* [Given records]
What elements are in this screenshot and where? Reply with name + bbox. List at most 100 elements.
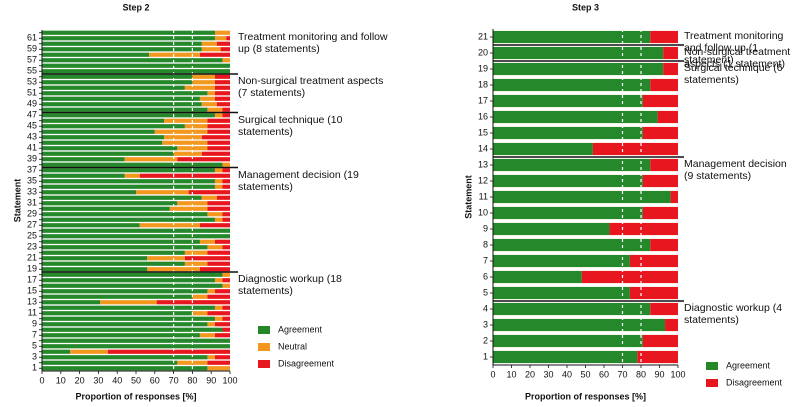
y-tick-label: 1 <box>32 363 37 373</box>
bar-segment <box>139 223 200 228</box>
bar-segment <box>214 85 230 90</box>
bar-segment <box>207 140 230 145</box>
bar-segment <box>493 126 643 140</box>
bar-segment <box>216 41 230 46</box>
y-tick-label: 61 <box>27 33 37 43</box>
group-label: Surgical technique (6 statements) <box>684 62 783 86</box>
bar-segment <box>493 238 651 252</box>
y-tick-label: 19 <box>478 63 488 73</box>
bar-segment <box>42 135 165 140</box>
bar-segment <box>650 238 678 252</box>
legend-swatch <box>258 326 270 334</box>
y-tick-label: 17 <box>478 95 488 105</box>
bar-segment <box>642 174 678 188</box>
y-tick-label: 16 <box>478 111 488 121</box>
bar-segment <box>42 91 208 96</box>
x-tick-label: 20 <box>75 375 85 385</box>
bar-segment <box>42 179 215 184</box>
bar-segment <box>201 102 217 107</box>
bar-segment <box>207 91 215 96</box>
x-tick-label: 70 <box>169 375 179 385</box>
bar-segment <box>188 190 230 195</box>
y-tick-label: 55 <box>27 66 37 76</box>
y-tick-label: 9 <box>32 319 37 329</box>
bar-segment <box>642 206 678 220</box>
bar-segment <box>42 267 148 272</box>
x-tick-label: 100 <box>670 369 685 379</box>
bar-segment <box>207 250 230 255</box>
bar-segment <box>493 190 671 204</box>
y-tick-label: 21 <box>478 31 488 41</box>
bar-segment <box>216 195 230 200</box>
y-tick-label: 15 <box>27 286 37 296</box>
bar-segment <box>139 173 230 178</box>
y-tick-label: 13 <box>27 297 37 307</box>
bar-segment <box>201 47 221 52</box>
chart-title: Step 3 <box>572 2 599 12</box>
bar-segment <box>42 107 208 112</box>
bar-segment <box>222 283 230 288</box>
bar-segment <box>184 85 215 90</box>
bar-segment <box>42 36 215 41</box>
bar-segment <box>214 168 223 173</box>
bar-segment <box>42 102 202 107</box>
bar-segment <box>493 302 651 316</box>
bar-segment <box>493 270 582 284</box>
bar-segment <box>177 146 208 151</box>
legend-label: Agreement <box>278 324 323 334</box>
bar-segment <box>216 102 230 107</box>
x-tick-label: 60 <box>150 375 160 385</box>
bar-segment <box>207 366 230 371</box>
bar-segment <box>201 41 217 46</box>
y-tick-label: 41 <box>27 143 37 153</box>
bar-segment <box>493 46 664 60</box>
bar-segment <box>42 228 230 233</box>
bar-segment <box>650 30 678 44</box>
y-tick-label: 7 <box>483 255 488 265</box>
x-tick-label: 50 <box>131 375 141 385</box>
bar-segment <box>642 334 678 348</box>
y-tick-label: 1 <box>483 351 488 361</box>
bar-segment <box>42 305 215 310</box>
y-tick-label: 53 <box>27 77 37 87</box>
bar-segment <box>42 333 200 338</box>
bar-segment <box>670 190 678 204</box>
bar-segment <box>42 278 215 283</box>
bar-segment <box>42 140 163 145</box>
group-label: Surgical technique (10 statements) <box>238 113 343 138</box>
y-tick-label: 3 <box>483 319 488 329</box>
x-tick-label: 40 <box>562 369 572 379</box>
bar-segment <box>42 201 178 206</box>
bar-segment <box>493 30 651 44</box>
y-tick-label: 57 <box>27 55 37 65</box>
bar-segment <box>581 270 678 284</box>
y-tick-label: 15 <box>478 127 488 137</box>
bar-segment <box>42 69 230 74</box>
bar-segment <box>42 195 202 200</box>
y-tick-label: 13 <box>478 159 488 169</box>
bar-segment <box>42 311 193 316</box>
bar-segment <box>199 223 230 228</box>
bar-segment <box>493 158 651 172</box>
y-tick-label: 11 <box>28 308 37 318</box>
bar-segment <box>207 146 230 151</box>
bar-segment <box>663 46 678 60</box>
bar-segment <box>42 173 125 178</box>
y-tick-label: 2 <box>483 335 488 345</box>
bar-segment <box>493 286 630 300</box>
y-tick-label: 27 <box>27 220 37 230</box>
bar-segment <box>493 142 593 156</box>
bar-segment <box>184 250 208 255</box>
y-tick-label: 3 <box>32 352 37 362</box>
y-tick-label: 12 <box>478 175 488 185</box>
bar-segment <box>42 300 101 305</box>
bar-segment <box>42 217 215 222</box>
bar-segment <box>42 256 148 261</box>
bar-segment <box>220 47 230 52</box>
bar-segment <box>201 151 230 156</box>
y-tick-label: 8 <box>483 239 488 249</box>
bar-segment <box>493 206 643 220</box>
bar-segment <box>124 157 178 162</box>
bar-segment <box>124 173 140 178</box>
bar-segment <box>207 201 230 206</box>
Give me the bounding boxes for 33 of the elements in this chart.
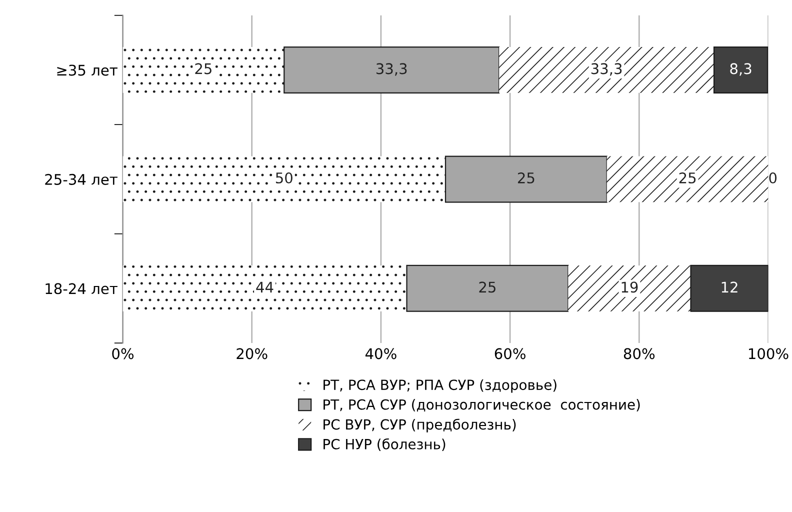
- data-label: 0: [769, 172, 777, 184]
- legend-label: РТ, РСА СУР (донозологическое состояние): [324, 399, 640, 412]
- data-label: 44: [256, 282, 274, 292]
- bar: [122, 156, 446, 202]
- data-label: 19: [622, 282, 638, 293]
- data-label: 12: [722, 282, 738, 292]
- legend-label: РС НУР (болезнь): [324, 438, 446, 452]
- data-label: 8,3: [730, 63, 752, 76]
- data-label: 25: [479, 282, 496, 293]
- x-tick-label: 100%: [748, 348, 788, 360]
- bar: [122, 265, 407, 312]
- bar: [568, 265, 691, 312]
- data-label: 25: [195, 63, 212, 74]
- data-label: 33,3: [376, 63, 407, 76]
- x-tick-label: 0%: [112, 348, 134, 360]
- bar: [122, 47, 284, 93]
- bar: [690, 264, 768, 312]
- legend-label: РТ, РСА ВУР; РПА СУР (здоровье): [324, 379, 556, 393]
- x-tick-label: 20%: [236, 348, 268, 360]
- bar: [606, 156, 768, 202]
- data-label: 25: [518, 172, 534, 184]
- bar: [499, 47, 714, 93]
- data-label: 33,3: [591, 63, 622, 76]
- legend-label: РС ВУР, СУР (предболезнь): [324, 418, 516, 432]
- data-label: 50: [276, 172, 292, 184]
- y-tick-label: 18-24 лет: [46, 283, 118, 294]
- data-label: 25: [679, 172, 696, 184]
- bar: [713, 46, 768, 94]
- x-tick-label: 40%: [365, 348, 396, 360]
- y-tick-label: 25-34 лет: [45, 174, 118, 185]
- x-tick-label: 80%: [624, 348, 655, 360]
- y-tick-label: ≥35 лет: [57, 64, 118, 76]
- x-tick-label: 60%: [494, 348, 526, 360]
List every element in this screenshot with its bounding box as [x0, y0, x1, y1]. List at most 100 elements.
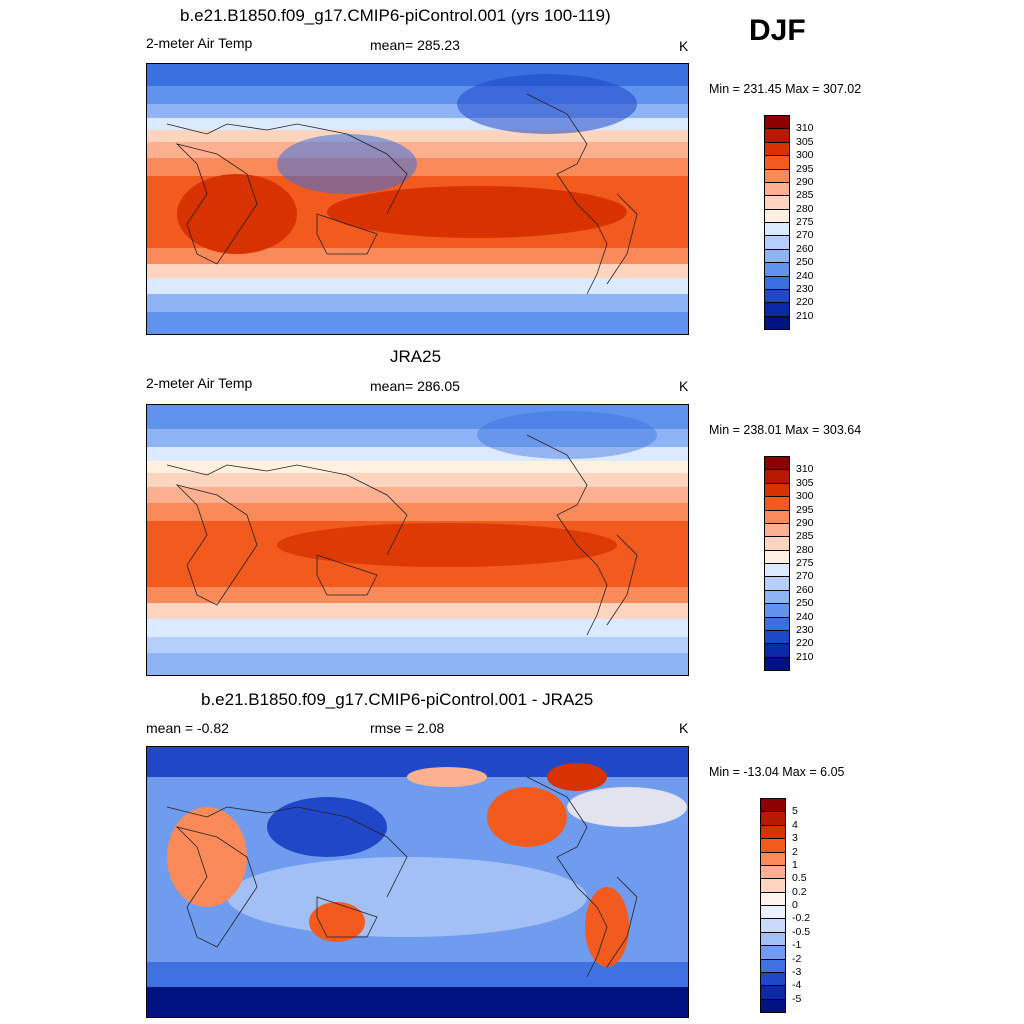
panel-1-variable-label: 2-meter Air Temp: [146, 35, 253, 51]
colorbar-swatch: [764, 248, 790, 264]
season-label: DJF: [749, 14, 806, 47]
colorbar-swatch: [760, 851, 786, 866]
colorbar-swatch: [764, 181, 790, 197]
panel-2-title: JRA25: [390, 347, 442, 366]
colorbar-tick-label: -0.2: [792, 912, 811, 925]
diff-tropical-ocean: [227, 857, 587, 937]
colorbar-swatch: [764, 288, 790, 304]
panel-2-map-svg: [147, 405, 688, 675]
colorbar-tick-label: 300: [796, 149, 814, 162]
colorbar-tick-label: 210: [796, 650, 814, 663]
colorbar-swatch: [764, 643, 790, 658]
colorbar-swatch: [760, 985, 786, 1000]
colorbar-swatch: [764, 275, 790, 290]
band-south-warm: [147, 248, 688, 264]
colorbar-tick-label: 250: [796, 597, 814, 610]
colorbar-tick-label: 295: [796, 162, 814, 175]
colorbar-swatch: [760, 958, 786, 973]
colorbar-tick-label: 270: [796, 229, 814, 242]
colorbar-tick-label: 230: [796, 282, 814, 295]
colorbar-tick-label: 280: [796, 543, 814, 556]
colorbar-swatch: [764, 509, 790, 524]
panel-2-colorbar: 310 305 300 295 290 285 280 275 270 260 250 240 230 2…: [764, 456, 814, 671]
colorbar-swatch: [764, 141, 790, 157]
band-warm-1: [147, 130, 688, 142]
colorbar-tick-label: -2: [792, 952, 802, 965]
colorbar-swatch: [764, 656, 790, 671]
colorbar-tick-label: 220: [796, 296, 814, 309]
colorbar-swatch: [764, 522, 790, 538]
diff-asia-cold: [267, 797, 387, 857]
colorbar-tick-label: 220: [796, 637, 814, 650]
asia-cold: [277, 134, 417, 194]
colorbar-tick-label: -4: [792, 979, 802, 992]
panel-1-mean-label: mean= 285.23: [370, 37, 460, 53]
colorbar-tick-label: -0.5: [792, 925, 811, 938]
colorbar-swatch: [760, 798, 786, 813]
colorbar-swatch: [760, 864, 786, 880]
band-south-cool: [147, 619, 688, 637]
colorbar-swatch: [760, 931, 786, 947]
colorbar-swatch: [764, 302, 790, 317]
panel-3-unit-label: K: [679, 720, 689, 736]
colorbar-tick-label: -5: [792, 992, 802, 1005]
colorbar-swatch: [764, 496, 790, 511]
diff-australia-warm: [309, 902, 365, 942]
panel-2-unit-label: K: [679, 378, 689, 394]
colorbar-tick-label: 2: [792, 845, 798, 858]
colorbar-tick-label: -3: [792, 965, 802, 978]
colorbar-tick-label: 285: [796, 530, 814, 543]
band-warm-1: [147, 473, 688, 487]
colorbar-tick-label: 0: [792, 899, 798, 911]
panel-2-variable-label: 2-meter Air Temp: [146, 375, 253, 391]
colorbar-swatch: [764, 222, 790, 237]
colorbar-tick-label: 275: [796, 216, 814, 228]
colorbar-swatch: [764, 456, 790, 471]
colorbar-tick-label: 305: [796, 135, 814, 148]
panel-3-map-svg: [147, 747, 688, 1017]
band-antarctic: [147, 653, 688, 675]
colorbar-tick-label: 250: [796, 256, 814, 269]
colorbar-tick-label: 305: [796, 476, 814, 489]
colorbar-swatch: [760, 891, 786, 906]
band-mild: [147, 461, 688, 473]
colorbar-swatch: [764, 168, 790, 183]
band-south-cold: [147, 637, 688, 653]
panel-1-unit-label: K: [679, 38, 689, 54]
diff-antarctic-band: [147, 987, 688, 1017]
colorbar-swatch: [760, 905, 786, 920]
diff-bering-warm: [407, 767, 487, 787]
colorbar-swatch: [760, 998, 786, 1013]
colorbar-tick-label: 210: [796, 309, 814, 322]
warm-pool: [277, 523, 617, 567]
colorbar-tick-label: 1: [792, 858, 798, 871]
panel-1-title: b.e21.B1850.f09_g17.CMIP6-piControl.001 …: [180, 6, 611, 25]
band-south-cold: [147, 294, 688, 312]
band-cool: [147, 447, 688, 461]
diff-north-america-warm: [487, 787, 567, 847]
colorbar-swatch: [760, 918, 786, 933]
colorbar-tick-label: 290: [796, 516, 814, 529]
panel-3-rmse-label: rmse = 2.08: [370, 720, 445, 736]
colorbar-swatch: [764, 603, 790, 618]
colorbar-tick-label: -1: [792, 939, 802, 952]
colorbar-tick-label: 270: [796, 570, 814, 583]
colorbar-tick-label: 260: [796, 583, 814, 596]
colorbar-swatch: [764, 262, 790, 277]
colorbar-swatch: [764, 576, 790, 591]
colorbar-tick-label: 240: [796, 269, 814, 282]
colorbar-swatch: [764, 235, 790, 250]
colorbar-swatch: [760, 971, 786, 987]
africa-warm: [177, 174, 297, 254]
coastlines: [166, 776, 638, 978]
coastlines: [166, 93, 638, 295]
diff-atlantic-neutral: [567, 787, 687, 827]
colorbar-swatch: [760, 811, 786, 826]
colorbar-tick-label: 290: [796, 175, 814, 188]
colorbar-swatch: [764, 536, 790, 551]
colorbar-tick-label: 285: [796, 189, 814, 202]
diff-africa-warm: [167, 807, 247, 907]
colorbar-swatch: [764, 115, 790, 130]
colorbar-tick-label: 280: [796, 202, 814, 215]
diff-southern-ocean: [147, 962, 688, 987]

* [What to work on] Reproduce the data without any changes, covering everything from the line that contains "y-tick-label: 1 <box>32 363 37 373</box>" down to the line that contains "bar-segment <box>184 85 215 90</box>", with both of those lines included.

* [Answer]
y-tick-label: 1 <box>32 363 37 373</box>
bar-segment <box>139 223 200 228</box>
bar-segment <box>214 85 230 90</box>
bar-segment <box>207 140 230 145</box>
bar-segment <box>493 126 643 140</box>
bar-segment <box>216 41 230 46</box>
y-tick-label: 61 <box>27 33 37 43</box>
group-label: Surgical technique (6 statements) <box>684 62 783 86</box>
bar-segment <box>493 238 651 252</box>
y-tick-label: 19 <box>478 63 488 73</box>
bar-segment <box>42 135 165 140</box>
bar-segment <box>650 238 678 252</box>
legend-swatch <box>258 326 270 334</box>
y-tick-label: 17 <box>478 95 488 105</box>
bar-segment <box>642 174 678 188</box>
y-tick-label: 16 <box>478 111 488 121</box>
bar-segment <box>42 91 208 96</box>
x-tick-label: 20 <box>75 375 85 385</box>
bar-segment <box>42 179 215 184</box>
bar-segment <box>201 102 217 107</box>
bar-segment <box>207 91 215 96</box>
x-tick-label: 70 <box>169 375 179 385</box>
bar-segment <box>188 190 230 195</box>
y-tick-label: 55 <box>27 66 37 76</box>
y-tick-label: 9 <box>32 319 37 329</box>
bar-segment <box>642 206 678 220</box>
bar-segment <box>42 267 148 272</box>
x-tick-label: 100 <box>670 369 685 379</box>
bar-segment <box>207 250 230 255</box>
bar-segment <box>493 190 671 204</box>
y-tick-label: 21 <box>478 31 488 41</box>
bar-segment <box>216 195 230 200</box>
y-tick-label: 15 <box>27 286 37 296</box>
bar-segment <box>139 173 230 178</box>
y-tick-label: 13 <box>27 297 37 307</box>
bar-segment <box>201 47 221 52</box>
chart-title: Step 3 <box>572 2 599 12</box>
bar-segment <box>42 107 208 112</box>
bar-segment <box>222 283 230 288</box>
bar-segment <box>184 85 215 90</box>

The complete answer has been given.